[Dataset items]

==*==

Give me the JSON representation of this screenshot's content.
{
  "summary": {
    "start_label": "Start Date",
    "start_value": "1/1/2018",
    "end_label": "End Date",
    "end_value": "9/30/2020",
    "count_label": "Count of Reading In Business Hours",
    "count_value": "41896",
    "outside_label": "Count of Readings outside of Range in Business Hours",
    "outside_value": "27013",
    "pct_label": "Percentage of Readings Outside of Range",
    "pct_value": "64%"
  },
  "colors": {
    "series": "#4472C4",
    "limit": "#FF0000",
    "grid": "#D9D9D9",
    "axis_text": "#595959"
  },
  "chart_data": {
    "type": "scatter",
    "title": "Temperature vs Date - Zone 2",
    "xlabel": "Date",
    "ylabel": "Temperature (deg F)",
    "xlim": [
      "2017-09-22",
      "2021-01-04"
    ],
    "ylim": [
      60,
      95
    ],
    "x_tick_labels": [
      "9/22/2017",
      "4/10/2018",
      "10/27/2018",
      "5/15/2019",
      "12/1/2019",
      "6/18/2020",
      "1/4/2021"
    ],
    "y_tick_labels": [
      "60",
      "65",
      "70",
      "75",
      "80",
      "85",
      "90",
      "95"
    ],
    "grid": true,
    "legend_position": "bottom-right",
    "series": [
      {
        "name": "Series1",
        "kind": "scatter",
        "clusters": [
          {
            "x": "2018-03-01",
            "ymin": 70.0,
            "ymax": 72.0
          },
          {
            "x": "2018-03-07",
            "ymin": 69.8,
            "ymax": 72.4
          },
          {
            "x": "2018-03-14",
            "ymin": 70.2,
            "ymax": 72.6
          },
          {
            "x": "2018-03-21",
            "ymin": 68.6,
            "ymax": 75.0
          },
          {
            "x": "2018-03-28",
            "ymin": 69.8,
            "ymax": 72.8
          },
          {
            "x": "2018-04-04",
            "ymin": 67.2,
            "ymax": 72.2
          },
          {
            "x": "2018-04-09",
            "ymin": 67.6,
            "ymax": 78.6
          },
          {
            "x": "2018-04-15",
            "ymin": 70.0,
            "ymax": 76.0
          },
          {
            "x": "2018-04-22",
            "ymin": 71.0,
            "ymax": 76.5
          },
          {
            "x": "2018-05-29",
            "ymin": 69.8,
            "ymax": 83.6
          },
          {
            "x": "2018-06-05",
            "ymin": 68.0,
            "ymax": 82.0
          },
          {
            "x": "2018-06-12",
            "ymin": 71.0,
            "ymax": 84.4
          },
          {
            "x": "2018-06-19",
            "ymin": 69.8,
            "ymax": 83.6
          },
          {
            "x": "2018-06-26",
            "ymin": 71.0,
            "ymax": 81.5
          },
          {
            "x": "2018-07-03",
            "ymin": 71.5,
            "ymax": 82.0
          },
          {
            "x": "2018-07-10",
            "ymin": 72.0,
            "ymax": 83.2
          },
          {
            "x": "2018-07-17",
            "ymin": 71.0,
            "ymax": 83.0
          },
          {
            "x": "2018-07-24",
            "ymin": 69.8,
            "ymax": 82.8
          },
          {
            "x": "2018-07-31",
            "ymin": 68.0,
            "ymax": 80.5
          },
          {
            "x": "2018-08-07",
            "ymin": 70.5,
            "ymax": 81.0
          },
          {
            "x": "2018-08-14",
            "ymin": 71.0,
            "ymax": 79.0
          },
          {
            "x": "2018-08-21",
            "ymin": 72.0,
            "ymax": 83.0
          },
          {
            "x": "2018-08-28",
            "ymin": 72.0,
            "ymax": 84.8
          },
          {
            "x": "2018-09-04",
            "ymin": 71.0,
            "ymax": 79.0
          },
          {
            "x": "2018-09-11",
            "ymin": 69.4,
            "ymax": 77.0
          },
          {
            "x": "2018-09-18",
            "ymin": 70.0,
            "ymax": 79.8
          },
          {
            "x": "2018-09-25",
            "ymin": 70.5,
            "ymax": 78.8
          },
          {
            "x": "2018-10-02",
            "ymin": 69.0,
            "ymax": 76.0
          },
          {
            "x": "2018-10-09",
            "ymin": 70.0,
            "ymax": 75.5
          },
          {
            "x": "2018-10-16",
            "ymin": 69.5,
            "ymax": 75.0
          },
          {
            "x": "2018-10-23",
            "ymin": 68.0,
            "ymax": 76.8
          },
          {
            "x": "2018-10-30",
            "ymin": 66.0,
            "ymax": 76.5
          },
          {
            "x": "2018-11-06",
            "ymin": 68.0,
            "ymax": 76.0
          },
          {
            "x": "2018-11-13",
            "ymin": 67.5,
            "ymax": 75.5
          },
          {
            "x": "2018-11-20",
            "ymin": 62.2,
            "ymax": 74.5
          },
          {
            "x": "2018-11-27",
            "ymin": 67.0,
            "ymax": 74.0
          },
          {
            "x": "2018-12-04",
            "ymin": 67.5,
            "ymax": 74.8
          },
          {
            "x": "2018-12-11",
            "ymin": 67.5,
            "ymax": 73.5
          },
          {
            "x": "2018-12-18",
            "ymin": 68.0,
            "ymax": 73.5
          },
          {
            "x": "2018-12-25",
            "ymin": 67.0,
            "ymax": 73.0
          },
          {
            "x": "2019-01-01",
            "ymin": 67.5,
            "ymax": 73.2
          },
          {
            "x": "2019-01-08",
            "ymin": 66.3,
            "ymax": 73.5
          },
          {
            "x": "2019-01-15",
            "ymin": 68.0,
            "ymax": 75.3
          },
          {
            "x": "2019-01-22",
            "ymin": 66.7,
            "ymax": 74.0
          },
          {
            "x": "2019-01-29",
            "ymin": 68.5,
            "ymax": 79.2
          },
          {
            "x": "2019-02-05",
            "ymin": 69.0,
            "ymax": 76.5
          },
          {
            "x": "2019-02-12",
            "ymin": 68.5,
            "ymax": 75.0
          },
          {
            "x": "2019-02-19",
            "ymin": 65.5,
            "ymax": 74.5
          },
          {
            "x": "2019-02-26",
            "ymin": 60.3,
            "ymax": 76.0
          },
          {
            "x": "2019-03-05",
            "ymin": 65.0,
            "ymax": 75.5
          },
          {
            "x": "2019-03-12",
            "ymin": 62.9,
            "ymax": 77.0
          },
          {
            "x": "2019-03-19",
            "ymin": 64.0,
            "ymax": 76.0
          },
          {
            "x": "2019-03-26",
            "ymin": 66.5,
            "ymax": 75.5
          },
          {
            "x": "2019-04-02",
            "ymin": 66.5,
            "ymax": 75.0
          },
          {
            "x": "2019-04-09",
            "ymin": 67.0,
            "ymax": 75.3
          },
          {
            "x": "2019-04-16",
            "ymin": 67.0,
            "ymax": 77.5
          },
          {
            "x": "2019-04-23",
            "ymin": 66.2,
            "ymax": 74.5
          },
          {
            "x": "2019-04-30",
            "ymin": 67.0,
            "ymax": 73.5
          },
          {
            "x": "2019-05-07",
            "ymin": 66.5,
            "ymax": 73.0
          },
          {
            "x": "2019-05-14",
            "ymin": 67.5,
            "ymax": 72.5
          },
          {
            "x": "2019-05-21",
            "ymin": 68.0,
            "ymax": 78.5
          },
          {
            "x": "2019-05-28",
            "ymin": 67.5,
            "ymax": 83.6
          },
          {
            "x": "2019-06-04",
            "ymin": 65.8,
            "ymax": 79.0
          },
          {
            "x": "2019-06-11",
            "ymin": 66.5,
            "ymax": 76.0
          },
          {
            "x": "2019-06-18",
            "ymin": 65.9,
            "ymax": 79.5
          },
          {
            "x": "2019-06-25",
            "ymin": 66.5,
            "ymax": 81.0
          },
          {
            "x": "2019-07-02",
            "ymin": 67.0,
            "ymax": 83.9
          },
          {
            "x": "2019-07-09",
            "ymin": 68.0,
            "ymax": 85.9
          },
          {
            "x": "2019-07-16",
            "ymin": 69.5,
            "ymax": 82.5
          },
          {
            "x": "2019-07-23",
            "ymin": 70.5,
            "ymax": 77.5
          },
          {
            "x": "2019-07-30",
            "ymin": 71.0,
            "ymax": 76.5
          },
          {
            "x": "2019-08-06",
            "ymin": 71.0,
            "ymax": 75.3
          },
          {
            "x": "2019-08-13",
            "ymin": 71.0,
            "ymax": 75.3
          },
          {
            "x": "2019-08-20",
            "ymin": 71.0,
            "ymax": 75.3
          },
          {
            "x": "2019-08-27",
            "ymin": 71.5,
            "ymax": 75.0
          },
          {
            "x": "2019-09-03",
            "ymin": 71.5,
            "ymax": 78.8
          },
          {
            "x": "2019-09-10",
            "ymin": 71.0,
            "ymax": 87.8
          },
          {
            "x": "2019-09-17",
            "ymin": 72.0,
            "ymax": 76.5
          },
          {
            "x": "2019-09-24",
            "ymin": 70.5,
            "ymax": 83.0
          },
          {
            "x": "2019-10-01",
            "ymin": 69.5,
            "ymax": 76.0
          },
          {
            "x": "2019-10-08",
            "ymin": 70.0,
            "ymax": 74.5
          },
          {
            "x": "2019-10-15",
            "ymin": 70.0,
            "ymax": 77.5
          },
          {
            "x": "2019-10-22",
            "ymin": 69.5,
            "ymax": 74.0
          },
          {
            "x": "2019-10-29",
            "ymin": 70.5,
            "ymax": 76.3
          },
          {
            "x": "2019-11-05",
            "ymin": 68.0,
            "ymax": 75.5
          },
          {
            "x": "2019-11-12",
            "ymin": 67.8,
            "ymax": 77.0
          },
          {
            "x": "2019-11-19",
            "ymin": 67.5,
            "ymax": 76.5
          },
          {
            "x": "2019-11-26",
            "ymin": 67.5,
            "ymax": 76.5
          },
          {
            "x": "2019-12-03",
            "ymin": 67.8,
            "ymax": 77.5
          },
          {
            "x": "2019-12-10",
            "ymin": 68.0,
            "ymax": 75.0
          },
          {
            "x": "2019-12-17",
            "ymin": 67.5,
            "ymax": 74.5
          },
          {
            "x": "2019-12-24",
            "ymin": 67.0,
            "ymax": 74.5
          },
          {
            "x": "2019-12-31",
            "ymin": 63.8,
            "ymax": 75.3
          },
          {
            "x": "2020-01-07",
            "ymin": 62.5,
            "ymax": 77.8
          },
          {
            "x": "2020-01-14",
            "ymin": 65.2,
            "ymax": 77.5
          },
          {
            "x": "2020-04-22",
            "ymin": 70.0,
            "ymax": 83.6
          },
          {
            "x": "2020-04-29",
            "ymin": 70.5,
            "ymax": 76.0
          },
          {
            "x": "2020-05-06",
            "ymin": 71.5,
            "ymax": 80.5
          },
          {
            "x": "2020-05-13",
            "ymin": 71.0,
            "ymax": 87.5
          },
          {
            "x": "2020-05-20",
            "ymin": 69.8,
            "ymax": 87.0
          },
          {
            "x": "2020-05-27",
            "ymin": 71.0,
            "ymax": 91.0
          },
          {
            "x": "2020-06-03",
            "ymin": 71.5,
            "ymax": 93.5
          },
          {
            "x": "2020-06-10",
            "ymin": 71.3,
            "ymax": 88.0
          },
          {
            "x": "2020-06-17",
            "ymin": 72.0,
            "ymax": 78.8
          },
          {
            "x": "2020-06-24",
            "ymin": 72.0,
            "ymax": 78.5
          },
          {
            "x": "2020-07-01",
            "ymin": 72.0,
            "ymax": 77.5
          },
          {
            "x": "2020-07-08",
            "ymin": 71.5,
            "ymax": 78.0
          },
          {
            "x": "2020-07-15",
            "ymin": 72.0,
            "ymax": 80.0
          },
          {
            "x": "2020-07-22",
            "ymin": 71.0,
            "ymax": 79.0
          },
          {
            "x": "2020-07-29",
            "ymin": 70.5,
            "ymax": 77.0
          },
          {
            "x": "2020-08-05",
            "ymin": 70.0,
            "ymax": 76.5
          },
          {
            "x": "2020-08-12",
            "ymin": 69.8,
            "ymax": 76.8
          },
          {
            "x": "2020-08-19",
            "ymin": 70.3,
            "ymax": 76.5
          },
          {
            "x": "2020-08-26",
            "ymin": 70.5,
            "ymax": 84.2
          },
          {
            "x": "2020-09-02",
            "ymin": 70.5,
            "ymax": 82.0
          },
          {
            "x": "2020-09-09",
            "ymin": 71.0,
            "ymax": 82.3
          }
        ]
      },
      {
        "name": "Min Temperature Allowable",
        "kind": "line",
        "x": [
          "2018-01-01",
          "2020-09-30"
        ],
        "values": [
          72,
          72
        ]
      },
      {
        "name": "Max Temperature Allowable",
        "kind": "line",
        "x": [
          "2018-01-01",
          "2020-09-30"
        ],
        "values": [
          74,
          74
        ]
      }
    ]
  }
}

==*==

Exercise brief.
From the records above, copy every line that holds the word "Business".

Reply.
    "count_label": "Count of Reading In Business Hours",
    "outside_label": "Count of Readings outside of Range in Business Hours",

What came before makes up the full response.